_WHAT THIS TASK INVOLVES_
Reproduce all lines of the listing below in which the word "kapitalini" occurs.

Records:
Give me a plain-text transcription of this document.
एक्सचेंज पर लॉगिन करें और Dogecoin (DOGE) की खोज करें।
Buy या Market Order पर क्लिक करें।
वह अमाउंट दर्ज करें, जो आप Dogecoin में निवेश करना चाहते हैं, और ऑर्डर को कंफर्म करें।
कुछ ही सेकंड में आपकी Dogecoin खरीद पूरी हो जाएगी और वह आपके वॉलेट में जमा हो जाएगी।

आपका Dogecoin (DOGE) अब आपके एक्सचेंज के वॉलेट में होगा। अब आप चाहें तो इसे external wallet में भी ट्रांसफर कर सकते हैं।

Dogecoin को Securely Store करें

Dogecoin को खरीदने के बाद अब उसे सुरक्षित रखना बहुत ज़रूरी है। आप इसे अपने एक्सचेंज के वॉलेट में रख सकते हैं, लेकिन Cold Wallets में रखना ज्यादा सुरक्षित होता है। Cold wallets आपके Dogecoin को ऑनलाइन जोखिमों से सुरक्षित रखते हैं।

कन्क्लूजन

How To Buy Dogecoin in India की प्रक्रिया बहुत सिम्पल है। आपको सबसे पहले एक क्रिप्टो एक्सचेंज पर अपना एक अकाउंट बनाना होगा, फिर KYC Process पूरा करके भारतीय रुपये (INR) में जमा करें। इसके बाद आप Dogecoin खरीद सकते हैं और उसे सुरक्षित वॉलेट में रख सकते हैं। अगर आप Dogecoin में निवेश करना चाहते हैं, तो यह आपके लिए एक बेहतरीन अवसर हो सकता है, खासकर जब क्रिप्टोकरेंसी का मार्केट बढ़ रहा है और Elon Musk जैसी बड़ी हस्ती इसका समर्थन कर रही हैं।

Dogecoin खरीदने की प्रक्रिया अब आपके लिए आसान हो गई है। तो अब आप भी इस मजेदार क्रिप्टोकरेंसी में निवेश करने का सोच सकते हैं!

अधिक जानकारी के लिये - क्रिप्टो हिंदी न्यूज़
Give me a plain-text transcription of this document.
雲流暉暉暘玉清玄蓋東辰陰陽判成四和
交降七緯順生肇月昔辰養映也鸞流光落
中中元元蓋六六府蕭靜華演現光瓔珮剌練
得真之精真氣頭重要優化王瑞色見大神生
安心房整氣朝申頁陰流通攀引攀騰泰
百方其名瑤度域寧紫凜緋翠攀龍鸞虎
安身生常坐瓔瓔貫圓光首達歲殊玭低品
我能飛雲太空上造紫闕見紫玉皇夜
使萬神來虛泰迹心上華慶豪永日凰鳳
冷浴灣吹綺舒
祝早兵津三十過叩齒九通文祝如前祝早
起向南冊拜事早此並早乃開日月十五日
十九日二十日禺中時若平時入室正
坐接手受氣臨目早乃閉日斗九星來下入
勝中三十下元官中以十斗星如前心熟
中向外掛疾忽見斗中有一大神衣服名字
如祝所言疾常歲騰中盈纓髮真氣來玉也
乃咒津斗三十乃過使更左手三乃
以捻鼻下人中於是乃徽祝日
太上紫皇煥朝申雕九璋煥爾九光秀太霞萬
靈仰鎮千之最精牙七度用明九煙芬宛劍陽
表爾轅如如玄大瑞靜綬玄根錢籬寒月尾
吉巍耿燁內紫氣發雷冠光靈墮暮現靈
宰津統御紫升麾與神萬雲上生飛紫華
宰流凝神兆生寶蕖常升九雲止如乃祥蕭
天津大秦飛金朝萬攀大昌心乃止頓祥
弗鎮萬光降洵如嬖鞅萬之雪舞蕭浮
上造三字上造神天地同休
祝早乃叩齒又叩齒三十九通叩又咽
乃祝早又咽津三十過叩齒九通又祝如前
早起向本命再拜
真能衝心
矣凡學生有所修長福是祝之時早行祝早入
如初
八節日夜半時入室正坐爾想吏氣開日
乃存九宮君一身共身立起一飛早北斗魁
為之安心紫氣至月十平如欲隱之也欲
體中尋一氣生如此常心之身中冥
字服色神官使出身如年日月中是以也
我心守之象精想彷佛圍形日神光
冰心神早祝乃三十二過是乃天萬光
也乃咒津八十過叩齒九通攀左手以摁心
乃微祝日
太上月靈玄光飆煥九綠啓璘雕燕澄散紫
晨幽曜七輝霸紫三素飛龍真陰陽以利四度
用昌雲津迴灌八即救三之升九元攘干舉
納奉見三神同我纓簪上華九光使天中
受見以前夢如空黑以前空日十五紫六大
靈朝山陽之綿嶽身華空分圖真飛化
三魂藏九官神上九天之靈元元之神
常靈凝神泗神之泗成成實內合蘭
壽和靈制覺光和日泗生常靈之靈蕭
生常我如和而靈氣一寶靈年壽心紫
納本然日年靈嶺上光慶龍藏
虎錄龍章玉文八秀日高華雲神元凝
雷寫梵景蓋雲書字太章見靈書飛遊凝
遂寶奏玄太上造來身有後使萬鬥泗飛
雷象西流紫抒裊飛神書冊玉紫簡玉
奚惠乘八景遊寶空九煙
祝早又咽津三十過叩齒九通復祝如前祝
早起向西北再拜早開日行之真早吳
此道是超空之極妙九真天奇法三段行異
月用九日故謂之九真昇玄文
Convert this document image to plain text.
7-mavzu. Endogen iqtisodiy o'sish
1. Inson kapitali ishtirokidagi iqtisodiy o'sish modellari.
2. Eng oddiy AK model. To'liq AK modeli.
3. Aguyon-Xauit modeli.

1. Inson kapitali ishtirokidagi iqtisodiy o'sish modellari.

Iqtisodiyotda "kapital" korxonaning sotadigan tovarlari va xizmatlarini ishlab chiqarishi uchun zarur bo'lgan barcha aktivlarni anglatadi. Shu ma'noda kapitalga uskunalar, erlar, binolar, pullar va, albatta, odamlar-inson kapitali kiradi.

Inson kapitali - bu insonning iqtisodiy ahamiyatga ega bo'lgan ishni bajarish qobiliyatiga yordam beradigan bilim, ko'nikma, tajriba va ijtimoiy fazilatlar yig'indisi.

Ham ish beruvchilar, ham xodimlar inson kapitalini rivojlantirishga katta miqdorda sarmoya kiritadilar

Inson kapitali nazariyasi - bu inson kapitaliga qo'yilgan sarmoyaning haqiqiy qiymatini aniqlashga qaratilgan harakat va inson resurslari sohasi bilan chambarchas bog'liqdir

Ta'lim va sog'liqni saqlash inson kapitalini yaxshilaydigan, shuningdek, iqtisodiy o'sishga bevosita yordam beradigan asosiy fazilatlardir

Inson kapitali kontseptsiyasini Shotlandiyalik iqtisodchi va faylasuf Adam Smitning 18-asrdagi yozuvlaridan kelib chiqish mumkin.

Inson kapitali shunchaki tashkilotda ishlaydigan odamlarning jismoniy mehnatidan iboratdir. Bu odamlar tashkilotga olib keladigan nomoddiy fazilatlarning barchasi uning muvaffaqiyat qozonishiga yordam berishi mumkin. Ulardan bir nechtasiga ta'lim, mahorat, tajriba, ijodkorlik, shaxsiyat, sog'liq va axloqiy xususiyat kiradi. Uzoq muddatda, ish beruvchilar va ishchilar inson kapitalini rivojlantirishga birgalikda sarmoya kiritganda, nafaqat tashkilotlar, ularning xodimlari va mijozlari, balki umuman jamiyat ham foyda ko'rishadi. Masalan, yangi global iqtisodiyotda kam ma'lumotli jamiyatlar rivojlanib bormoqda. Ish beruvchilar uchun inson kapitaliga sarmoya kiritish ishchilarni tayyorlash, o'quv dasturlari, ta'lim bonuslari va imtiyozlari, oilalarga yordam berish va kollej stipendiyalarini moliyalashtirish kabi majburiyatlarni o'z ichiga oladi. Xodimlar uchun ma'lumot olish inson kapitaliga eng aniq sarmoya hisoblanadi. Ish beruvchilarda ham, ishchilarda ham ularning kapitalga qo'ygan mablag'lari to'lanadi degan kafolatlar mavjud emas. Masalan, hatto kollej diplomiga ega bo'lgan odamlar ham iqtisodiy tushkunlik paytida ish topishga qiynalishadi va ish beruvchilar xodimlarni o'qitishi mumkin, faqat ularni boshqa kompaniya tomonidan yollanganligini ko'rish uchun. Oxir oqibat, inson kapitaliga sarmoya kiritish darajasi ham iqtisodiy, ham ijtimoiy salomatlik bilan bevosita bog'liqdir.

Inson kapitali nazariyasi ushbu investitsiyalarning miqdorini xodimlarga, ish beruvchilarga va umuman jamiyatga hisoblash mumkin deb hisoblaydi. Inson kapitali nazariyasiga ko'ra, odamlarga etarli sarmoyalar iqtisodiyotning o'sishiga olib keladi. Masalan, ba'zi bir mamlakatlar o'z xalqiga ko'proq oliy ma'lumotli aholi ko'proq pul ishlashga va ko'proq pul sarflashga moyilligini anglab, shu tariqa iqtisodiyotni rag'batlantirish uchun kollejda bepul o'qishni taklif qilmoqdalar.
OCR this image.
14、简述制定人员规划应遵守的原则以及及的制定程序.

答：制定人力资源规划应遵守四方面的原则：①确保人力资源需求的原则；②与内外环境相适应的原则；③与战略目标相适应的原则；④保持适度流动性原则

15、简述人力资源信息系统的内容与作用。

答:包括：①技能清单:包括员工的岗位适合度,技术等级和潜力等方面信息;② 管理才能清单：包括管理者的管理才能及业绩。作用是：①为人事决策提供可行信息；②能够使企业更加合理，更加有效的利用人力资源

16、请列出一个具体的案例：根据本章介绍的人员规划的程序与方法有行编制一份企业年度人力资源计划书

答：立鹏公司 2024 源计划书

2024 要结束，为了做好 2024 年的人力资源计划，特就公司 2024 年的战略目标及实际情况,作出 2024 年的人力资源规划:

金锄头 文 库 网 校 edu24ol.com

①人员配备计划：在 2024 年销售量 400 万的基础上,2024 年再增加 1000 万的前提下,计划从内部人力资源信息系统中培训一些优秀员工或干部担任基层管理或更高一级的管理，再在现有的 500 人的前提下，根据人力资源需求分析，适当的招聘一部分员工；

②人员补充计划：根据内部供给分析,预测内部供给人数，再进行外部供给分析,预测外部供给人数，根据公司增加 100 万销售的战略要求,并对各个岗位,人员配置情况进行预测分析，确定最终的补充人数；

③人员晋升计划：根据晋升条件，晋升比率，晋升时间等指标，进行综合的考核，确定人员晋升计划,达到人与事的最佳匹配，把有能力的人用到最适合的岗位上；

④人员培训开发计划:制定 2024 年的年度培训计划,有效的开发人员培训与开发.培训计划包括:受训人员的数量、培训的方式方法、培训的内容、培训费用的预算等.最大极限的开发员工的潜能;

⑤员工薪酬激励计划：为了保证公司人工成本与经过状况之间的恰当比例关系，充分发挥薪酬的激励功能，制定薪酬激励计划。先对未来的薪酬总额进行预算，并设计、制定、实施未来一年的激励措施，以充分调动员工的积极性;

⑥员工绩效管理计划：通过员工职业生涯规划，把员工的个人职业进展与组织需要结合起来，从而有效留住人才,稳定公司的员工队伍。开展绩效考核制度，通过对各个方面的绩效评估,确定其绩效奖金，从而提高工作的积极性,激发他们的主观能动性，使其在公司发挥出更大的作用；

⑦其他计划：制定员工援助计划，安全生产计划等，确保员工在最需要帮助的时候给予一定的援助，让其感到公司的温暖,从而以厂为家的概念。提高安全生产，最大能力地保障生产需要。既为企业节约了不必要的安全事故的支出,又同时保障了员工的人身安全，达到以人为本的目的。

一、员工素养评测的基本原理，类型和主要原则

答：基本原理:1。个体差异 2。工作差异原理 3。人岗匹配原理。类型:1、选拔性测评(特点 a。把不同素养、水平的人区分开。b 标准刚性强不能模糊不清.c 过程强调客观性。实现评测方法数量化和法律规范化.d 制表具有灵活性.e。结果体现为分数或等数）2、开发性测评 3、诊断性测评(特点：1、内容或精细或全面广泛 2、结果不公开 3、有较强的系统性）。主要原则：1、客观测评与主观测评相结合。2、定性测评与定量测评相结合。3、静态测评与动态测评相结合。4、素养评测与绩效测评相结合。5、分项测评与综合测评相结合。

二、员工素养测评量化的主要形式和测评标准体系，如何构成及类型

_TASK RESULT_
Ham ish beruvchilar, ham xodimlar inson kapitalini rivojlantirishga katta miqdorda sarmoya kiritadilar
Ta'lim va sog'liqni saqlash inson kapitalini yaxshilaydigan, shuningdek, iqtisodiy o'sishga bevosita yordam beradigan asosiy fazilatlardir
Inson kapitali shunchaki tashkilotda ishlaydigan odamlarning jismoniy mehnatidan iboratdir. Bu odamlar tashkilotga olib keladigan nomoddiy fazilatlarning barchasi uning muvaffaqiyat qozonishiga yordam berishi mumkin. Ulardan bir nechtasiga ta'lim, mahorat, tajriba, ijodkorlik, shaxsiyat, sog'liq va axloqiy xususiyat kiradi. Uzoq muddatda, ish beruvchilar va ishchilar inson kapitalini rivojlantirishga birgalikda sarmoya kiritganda, nafaqat tashkilotlar, ularning xodimlari va mijozlari, balki umuman jamiyat ham foyda ko'rishadi. Masalan, yangi global iqtisodiyotda kam ma'lumotli jamiyatlar rivojlanib bormoqda. Ish beruvchilar uchun inson kapitaliga sarmoya kiritish ishchilarni tayyorlash, o'quv dasturlari, ta'lim bonuslari va imtiyozlari, oilalarga yordam berish va kollej stipendiyalarini moliyalashtirish kabi majburiyatlarni o'z ichiga oladi. Xodimlar uchun ma'lumot olish inson kapitaliga eng aniq sarmoya hisoblanadi. Ish beruvchilarda ham, ishchilarda ham ularning kapitalga qo'ygan mablag'lari to'lanadi degan kafolatlar mavjud emas. Masalan, hatto kollej diplomiga ega bo'lgan odamlar ham iqtisodiy tushkunlik paytida ish topishga qiynalishadi va ish beruvchilar xodimlarni o'qitishi mumkin, faqat ularni boshqa kompaniya tomonidan yollanganligini ko'rish uchun. Oxir oqibat, inson kapitaliga sarmoya kiritish darajasi ham iqtisodiy, ham ijtimoiy salomatlik bilan bevosita bog'liqdir.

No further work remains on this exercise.